→ **WHAT IS ASKED**
A. Rename "SATA" as "Serial ATA" in the passage of the post about moving a hard drive that opens with the words containing "I have the following" and closes with "the system info.", and write that passage out.
B. Decide whether each statement agrees with the post about moving a hard drive. Answer yes or no and quote the deciding words. (i) The Windows machine uses a SATA drive. (ii) Printing /proc/diskstats revealed the disk type. (iii) Windows can read the Linux partition.
C. Pick up the post about moving a hard drive after its last sentence and continue it.
[BEGIN EXCERPT PROVIDED]
I have the following questions:
1. How do I know the type of the drive I want to move? For my limited
hardware knowledge, I know there are SATA drive and IDE drive and
maybe others. The the windows machine is of type SATA, I knew this
from checking the system info.
I print out /proc/diskstats, it does not tell me the disk type.
2. After I remove the drive on the linux machine, should I do
something or Linux can automatically adjust the change? The linux is
Redhat 3.4.6-2 and kernel version is 2.6.9-42.
Thanks a lot.
Are you using the second drive for anything that the Linux install
running now will need? It sounds like you're not. How old is "old"
for the system? Anyway, you can use kudzu -p to see the output showing
the drive type (IDE/SATA/SCSI), or just knowing one is IDE and another
might be SATA (not SCSI), you can see if it starts with an "s" instead
of an "h" (sda = sata, hda = ide, for example). Windows can't read the
Linux partition, so are you planning to format the drive? If not, and
you just want to move the disk with the data, you could consider (if
you have the room), copying the data over to the other drive on the
system, reformatting the drive/partition on the one you plan to move to
FAT/NTFS or whatever (something Windows can read), copy/move the data
back and then add it to the Windows system. You will likely have to
remove any auto-mount lines in /etc/fstab if you have the other drive
set to mount on boot. I'm unsure if I understood your question fully
though.
[END EXCERPT PROVIDED]
[BEGIN ENTRIES PROVIDED]
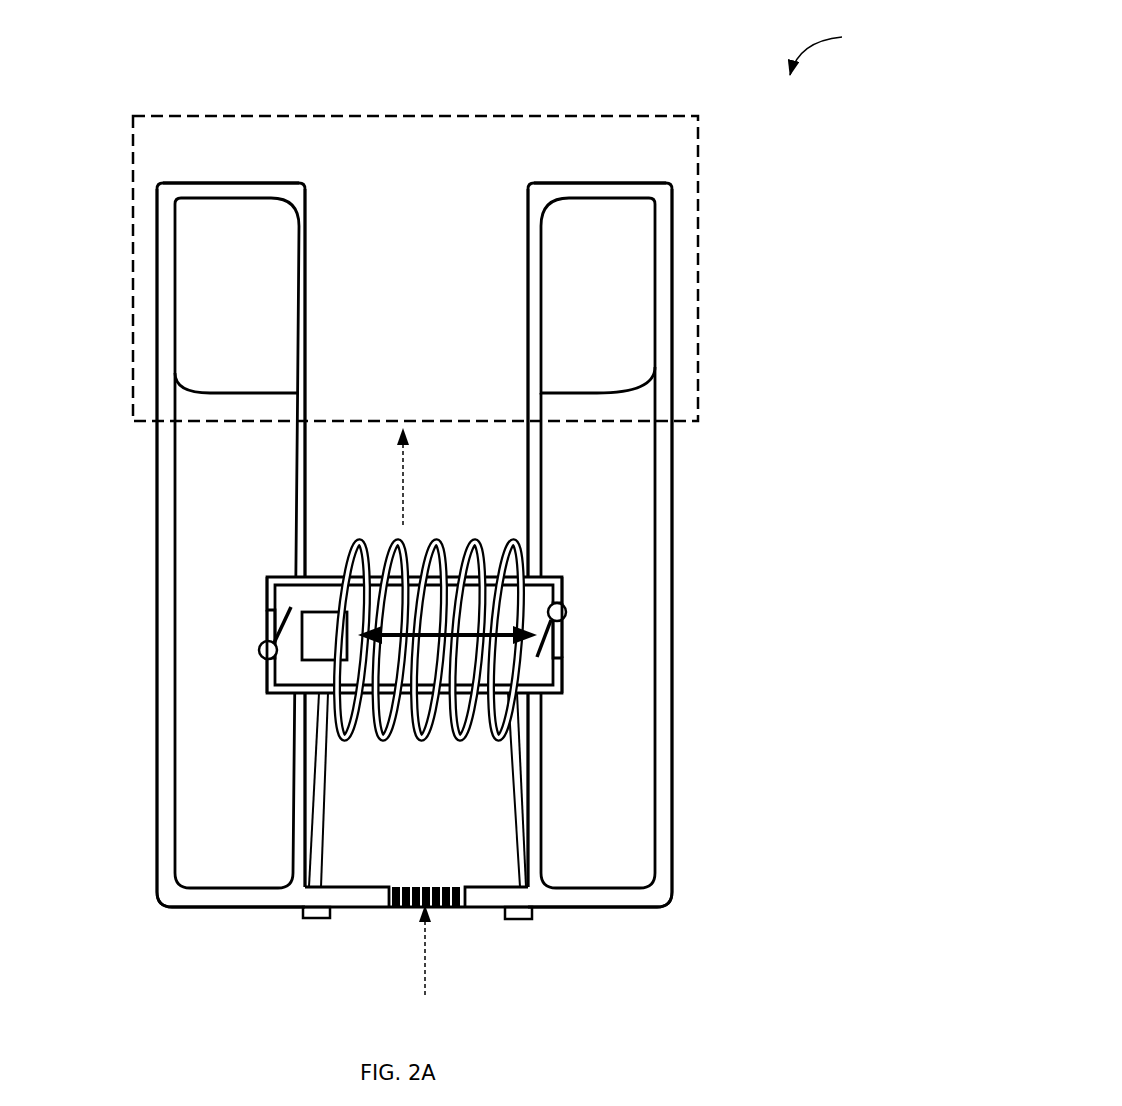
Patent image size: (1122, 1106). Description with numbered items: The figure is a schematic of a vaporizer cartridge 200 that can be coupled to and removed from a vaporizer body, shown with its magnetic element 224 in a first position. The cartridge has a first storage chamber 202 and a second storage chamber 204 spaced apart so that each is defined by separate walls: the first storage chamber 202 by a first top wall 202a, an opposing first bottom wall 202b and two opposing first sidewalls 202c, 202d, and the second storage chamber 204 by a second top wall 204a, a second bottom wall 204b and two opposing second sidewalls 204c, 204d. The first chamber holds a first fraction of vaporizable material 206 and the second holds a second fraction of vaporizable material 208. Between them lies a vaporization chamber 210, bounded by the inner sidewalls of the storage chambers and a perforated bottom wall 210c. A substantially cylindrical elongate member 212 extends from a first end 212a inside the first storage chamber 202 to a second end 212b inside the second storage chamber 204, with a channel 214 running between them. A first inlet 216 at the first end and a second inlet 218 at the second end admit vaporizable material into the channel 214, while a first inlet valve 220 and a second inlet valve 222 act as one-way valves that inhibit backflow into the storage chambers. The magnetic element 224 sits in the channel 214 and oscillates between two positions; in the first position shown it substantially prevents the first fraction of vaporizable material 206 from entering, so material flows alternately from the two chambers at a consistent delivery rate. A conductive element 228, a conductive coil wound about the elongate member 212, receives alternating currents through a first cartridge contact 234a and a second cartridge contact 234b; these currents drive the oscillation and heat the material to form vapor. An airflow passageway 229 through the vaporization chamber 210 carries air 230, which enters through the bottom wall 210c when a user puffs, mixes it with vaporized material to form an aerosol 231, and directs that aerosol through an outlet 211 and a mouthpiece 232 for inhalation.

The vaporizer cartridge 200 is at (840, 50).
The first storage chamber 202 is at (150, 195).
The first top wall 202a is at (258, 190).
The first bottom wall 202b is at (205, 897).
The first sidewall 202c is at (301, 247).
The first sidewall 202d is at (167, 251).
The second storage chamber 204 is at (683, 213).
The second top wall 204a is at (620, 190).
The second bottom wall 204b is at (620, 898).
The second sidewall 204c is at (533, 342).
The second sidewall 204d is at (663, 299).
The first fraction of vaporizable material 206 is at (208, 495).
The second fraction of vaporizable material 208 is at (632, 438).
The vaporization chamber 210 is at (497, 863).
The bottom wall 210c is at (367, 893).
The outlet 211 is at (494, 169).
The elongate member 212 is at (322, 577).
The first end 212a is at (268, 683).
The second end 212b is at (562, 680).
The channel 214 is at (405, 673).
The first inlet 216 is at (254, 622).
The second inlet 218 is at (570, 634).
The first inlet valve 220 is at (278, 590).
The second inlet valve 222 is at (550, 601).
The magnetic element 224 is at (328, 652).
The conductive element 228 is at (468, 722).
The airflow passageway 229 is at (447, 504).
The air 230 is at (423, 972).
The aerosol 231 is at (403, 485).
The mouthpiece 232 is at (325, 114).
The first cartridge contact 234a is at (313, 910).
The second cartridge contact 234b is at (518, 912).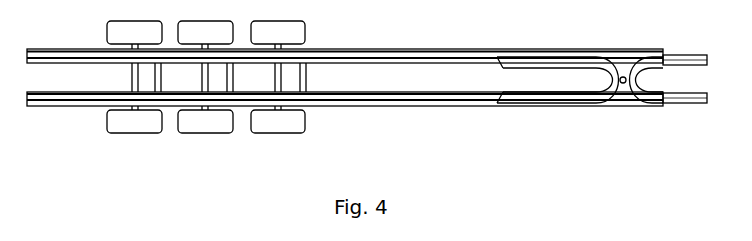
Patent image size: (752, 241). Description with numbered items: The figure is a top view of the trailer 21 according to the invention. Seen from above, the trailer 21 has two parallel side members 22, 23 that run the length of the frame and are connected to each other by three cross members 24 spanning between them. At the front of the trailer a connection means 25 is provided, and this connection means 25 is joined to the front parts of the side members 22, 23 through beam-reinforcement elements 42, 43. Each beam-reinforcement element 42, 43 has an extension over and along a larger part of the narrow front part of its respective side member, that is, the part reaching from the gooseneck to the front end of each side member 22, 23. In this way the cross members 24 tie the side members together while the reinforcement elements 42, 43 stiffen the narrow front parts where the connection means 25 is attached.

The trailer 21 is at (367, 96).
The side member 22 is at (363, 58).
The side member 23 is at (350, 99).
The cross member 24 is at (300, 80).
The connection means 25 is at (621, 70).
The beam-reinforcement element 42 is at (544, 59).
The beam-reinforcement element 43 is at (576, 100).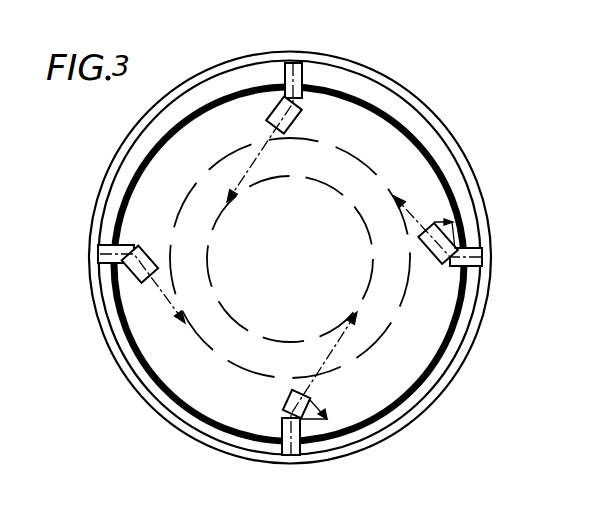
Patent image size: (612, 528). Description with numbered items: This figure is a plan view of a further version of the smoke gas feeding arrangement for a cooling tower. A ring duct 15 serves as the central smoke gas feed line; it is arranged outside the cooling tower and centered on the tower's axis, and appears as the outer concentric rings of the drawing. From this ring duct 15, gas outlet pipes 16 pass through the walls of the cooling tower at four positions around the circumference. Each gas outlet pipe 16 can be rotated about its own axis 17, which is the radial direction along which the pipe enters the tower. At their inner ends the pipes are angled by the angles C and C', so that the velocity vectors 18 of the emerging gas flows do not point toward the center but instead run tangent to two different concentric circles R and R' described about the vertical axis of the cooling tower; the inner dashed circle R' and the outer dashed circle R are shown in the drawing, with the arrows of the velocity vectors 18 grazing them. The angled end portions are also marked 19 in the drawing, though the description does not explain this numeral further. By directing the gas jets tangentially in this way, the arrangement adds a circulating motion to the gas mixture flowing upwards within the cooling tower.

The ring duct 15 is at (458, 144).
The gas outlet pipe 16 is at (138, 247).
The axis 17 is at (296, 72).
The velocity vector 18 is at (256, 158).
The nozzle block 19 is at (303, 101).
The concentric circle R is at (290, 258).
The concentric circle R' is at (290, 259).
The angle C is at (442, 225).
The angle C' is at (325, 409).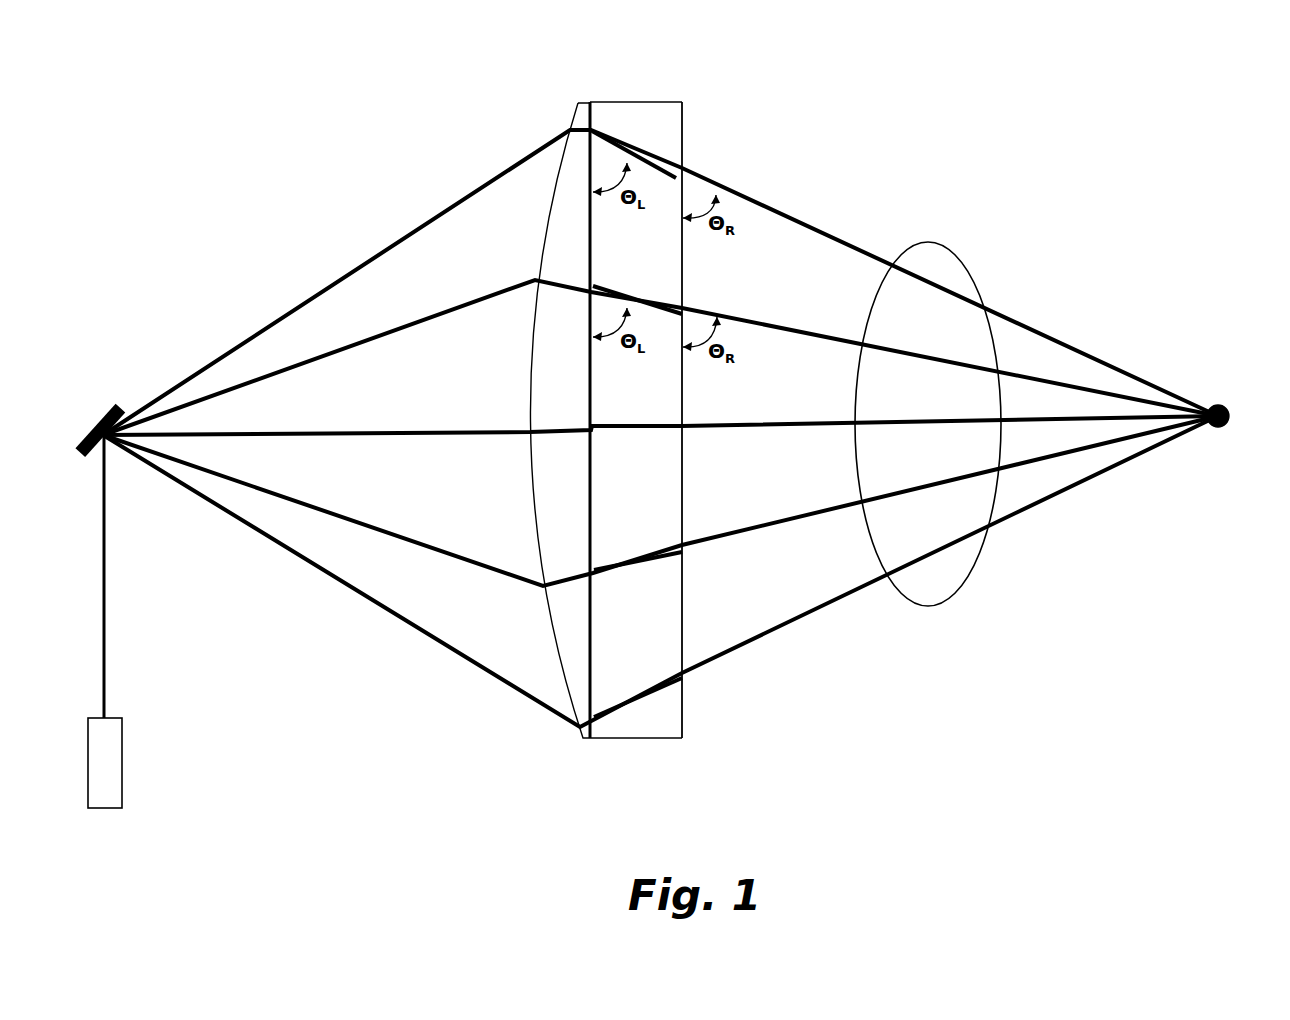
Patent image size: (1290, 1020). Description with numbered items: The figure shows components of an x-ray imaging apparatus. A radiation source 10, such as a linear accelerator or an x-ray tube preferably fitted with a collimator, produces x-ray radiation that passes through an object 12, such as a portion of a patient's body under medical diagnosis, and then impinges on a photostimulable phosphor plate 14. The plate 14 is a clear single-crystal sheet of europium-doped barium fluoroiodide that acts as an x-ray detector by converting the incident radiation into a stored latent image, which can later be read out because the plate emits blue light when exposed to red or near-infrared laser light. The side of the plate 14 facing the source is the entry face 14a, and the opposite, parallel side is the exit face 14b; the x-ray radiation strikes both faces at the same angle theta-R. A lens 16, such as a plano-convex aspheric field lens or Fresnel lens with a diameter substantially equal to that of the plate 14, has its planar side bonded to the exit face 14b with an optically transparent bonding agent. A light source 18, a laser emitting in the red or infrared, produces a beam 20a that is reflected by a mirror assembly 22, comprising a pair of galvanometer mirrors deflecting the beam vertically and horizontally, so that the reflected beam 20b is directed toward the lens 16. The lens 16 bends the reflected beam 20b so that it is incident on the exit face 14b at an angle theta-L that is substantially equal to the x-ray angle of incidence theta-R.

The radiation source 10 is at (1230, 410).
The object 12 is at (963, 262).
The photostimulable phosphor plate 14 is at (651, 501).
The entry face 14a is at (682, 144).
The exit face 14b is at (593, 598).
The lens 16 is at (530, 347).
The light source 18 is at (123, 755).
The beam 20a is at (105, 608).
The reflected beam 20b is at (298, 307).
The mirror assembly 22 is at (100, 422).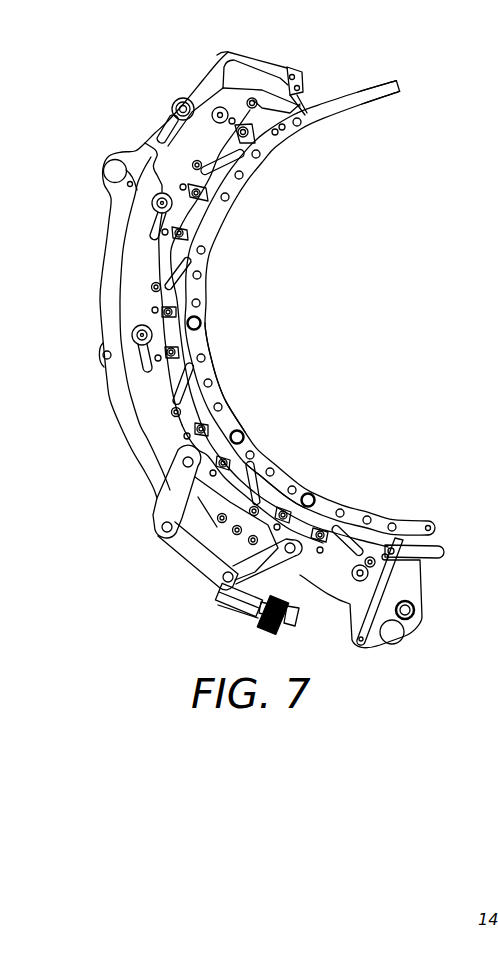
[END ENTRIES PROVIDED]
→ **EXPECTED RESPONSES**
A.
I have the following questions:
1. How do I know the type of the drive I want to move? For my limited
hardware knowledge, I know there are Serial ATA drive and IDE drive and
maybe others. The the windows machine is of type Serial ATA, I knew this
from checking the system info.

B.
(i) Yes: "windows machine is of type SATA"
(ii) No: "it does not tell me the disk type"
(iii) No: "Windows can't read the Linux partition"

C.
--
Not really a wanna-be, but I don't know everything.
Hi,
Thanks a lot for the replies.
I checked the mount, it is /dev/hdb1, so this means it is IDE hard
drive. This drive is purely a data disk, I was told the linux boot up
has nothing to do with this disk. So it should be safe for me to
remove the drive.
But now it comes 2 other questions:
1. I can not edit /etc/fstab as it requires root status. I really do
not want to erase the whole disk and re-install Linux, that is too
much for me. How should I do now? I tried running fstab-sync, it says
command not found.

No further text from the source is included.